**DO THIS:**
Copy out all the records exactly.

— Begin —

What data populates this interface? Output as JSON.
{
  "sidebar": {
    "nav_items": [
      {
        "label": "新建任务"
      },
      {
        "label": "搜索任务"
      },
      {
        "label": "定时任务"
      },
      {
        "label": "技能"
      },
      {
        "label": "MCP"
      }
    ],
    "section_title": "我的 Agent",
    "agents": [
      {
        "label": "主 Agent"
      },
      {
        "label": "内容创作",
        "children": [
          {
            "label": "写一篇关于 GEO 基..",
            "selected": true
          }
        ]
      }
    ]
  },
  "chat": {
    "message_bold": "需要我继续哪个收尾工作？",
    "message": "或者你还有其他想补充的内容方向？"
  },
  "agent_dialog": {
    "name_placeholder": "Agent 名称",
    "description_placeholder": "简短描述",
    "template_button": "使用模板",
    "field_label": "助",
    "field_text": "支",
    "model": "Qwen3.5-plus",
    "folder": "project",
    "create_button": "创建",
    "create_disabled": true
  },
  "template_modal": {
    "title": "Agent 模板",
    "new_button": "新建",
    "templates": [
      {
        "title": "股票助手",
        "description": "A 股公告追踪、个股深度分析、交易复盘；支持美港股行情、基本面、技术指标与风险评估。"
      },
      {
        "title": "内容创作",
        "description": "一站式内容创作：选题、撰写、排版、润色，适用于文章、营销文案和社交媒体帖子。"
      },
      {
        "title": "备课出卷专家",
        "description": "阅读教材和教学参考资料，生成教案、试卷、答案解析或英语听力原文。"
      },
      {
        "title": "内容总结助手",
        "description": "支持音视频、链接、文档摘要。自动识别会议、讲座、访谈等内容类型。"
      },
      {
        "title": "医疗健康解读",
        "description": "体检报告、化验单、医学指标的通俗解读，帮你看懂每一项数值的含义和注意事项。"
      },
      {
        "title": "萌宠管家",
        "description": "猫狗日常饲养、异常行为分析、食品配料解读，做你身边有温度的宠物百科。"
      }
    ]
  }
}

— End —

**EXERCISE SOLUTION:**
What data populates this interface? Output as JSON.
{
  "sidebar": {
    "nav_items": [
      {
        "label": "新建任务"
      },
      {
        "label": "搜索任务"
      },
      {
        "label": "定时任务"
      },
      {
        "label": "技能"
      },
      {
        "label": "MCP"
      }
    ],
    "section_title": "我的 Agent",
    "agents": [
      {
        "label": "主 Agent"
      },
      {
        "label": "内容创作",
        "children": [
          {
            "label": "写一篇关于 GEO 基..",
            "selected": true
          }
        ]
      }
    ]
  },
  "chat": {
    "message_bold": "需要我继续哪个收尾工作？",
    "message": "或者你还有其他想补充的内容方向？"
  },
  "agent_dialog": {
    "name_placeholder": "Agent 名称",
    "description_placeholder": "简短描述",
    "template_button": "使用模板",
    "field_label": "助",
    "field_text": "支",
    "model": "Qwen3.5-plus",
    "folder": "project",
    "create_button": "创建",
    "create_disabled": true
  },
  "template_modal": {
    "title": "Agent 模板",
    "new_button": "新建",
    "templates": [
      {
        "title": "股票助手",
        "description": "A 股公告追踪、个股深度分析、交易复盘；支持美港股行情、基本面、技术指标与风险评估。"
      },
      {
        "title": "内容创作",
        "description": "一站式内容创作：选题、撰写、排版、润色，适用于文章、营销文案和社交媒体帖子。"
      },
      {
        "title": "备课出卷专家",
        "description": "阅读教材和教学参考资料，生成教案、试卷、答案解析或英语听力原文。"
      },
      {
        "title": "内容总结助手",
        "description": "支持音视频、链接、文档摘要。自动识别会议、讲座、访谈等内容类型。"
      },
      {
        "title": "医疗健康解读",
        "description": "体检报告、化验单、医学指标的通俗解读，帮你看懂每一项数值的含义和注意事项。"
      },
      {
        "title": "萌宠管家",
        "description": "猫狗日常饲养、异常行为分析、食品配料解读，做你身边有温度的宠物百科。"
      }
    ]
  }
}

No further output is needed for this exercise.